Scan the data below for the string "value". Show every line where it turns up.

--------------------------------------------------

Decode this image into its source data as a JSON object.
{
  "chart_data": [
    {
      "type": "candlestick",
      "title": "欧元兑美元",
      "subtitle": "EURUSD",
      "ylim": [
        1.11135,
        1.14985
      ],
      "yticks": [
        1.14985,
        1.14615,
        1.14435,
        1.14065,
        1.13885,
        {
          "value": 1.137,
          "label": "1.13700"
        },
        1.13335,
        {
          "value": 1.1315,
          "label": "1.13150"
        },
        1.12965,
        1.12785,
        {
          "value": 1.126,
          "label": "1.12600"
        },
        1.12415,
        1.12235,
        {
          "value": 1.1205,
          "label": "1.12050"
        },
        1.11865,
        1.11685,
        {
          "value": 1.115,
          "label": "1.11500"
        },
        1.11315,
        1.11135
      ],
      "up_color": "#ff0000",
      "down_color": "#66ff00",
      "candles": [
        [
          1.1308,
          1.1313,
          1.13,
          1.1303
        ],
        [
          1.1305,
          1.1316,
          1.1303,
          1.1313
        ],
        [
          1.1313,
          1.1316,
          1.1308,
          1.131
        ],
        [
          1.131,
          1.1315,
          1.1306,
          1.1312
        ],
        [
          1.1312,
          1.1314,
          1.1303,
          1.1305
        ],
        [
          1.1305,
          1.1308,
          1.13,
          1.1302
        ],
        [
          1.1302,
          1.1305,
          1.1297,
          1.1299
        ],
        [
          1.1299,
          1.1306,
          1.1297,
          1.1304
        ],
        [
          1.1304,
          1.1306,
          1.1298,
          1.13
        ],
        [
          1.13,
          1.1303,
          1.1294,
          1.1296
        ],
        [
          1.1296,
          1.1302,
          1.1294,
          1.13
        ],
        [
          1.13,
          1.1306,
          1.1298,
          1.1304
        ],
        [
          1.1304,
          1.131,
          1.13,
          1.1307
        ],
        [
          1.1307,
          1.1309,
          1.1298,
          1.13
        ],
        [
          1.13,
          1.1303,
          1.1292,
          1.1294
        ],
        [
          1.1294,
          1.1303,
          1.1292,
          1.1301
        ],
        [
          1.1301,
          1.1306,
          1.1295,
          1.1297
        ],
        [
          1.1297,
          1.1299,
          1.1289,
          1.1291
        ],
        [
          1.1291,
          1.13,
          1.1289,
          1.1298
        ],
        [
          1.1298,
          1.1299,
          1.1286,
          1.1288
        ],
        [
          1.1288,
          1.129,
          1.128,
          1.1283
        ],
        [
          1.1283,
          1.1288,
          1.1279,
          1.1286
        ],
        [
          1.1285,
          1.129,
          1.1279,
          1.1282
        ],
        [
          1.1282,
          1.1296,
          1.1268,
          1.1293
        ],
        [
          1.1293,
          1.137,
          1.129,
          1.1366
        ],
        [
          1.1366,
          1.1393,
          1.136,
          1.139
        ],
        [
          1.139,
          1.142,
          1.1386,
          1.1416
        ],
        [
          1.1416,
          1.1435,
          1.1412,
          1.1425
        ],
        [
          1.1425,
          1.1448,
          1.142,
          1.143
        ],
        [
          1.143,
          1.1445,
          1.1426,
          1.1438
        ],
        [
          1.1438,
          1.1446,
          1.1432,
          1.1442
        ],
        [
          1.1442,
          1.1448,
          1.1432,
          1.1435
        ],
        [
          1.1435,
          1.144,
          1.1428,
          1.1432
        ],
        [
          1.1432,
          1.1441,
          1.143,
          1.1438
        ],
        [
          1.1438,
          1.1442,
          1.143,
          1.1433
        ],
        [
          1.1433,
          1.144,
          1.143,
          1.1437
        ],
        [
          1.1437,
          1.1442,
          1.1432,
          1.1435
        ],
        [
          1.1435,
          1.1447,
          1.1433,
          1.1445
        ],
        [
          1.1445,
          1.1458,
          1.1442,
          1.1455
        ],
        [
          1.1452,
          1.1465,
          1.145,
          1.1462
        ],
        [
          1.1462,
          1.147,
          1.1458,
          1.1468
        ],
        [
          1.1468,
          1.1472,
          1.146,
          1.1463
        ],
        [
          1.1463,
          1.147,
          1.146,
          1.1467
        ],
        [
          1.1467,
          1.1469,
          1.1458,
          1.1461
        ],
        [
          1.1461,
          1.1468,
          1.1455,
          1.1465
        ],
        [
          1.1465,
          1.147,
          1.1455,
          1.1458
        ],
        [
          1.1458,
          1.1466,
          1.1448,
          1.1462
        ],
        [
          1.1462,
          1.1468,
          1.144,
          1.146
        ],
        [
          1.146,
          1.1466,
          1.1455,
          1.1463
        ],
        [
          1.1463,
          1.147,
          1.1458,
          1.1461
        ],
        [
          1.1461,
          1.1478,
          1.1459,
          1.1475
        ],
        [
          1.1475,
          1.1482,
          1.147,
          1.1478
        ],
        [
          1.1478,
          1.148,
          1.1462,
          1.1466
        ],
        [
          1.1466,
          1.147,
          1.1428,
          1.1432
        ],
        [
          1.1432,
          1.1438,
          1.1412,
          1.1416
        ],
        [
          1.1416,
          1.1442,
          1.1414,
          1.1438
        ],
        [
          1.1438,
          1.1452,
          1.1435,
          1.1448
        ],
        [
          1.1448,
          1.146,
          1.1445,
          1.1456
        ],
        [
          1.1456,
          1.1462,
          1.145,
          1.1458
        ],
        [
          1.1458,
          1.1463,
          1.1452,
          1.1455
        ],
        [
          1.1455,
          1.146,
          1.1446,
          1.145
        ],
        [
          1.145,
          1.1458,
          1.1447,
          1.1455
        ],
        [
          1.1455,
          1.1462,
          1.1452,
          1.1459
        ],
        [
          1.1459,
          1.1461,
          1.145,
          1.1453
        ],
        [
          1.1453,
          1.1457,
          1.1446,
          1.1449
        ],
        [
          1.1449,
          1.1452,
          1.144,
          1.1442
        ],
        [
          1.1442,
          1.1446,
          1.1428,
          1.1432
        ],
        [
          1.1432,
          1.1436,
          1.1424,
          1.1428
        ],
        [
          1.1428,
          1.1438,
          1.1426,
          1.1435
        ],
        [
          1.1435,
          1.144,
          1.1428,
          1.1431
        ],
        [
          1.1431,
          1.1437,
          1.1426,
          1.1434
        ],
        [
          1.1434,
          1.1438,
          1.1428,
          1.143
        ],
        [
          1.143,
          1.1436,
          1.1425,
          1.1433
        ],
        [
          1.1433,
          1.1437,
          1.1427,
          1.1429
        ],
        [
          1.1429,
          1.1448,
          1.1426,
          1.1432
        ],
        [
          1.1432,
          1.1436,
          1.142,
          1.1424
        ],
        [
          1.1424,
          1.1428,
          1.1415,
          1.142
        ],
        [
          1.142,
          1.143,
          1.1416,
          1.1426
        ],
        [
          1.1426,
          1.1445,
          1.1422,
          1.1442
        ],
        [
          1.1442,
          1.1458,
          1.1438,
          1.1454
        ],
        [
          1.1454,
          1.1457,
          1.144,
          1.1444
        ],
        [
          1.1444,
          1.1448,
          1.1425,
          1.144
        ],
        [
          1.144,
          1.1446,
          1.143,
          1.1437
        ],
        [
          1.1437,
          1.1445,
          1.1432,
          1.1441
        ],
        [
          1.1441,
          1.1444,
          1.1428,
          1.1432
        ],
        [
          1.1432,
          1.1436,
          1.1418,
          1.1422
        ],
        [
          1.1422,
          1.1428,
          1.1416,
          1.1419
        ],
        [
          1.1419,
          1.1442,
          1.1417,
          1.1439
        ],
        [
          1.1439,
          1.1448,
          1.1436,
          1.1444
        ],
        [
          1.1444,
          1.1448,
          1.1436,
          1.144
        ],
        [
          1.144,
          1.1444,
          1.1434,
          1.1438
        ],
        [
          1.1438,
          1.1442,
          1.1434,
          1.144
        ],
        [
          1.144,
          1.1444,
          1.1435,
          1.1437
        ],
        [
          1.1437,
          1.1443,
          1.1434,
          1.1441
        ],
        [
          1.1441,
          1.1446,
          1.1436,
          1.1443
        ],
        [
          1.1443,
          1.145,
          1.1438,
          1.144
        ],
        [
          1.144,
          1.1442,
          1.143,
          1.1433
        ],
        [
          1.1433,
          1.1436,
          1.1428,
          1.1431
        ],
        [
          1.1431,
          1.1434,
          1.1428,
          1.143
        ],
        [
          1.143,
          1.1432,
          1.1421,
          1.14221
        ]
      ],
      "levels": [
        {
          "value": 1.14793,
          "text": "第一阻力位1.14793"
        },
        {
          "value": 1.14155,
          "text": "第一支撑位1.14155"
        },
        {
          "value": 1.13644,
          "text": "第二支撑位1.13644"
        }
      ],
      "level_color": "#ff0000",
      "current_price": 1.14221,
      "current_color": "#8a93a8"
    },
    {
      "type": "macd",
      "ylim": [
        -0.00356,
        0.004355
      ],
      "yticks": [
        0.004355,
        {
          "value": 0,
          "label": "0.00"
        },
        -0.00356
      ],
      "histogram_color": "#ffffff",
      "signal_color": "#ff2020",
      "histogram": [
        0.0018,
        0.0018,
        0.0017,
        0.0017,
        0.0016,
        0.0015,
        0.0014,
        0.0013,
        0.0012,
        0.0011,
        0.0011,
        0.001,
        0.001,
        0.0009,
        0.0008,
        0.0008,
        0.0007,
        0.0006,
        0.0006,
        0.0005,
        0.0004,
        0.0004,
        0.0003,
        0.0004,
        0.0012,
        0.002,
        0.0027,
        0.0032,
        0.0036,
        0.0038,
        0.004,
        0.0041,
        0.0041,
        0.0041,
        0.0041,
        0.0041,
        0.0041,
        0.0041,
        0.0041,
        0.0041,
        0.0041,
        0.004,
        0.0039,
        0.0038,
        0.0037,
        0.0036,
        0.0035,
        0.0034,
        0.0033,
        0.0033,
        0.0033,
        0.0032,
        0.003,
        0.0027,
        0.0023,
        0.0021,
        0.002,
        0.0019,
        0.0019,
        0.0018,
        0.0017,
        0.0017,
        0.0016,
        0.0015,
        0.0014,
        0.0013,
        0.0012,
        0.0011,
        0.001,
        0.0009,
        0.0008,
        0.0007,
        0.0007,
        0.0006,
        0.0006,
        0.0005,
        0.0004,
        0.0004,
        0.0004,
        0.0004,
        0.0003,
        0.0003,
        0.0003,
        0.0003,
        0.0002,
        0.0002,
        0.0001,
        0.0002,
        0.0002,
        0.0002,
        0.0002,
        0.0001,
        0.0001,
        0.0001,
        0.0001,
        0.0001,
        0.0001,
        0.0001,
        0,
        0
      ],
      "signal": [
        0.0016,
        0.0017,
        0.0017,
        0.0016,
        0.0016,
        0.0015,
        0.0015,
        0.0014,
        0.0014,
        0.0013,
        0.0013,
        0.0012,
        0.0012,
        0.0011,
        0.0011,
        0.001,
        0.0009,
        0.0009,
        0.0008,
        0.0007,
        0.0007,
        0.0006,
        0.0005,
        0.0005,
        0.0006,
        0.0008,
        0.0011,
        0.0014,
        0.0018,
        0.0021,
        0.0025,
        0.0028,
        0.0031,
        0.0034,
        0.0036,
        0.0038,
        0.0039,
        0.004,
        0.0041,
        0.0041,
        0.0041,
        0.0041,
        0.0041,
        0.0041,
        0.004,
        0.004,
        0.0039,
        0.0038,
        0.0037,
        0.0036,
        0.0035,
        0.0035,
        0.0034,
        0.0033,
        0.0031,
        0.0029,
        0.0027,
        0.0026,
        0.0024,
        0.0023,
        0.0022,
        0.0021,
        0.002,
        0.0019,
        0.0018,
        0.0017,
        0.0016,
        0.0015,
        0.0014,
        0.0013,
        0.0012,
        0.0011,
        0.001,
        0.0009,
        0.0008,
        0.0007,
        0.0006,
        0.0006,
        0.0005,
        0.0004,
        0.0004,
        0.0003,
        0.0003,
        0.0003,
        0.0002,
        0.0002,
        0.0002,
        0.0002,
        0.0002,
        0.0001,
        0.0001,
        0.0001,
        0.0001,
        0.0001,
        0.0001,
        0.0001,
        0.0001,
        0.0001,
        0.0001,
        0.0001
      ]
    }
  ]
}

--------------------------------------------------

* _Completed task_:
          "value": 1.137,
          "value": 1.1315,
          "value": 1.126,
          "value": 1.1205,
          "value": 1.115,
          "value": 1.14793,
          "value": 1.14155,
          "value": 1.13644,
          "value": 0,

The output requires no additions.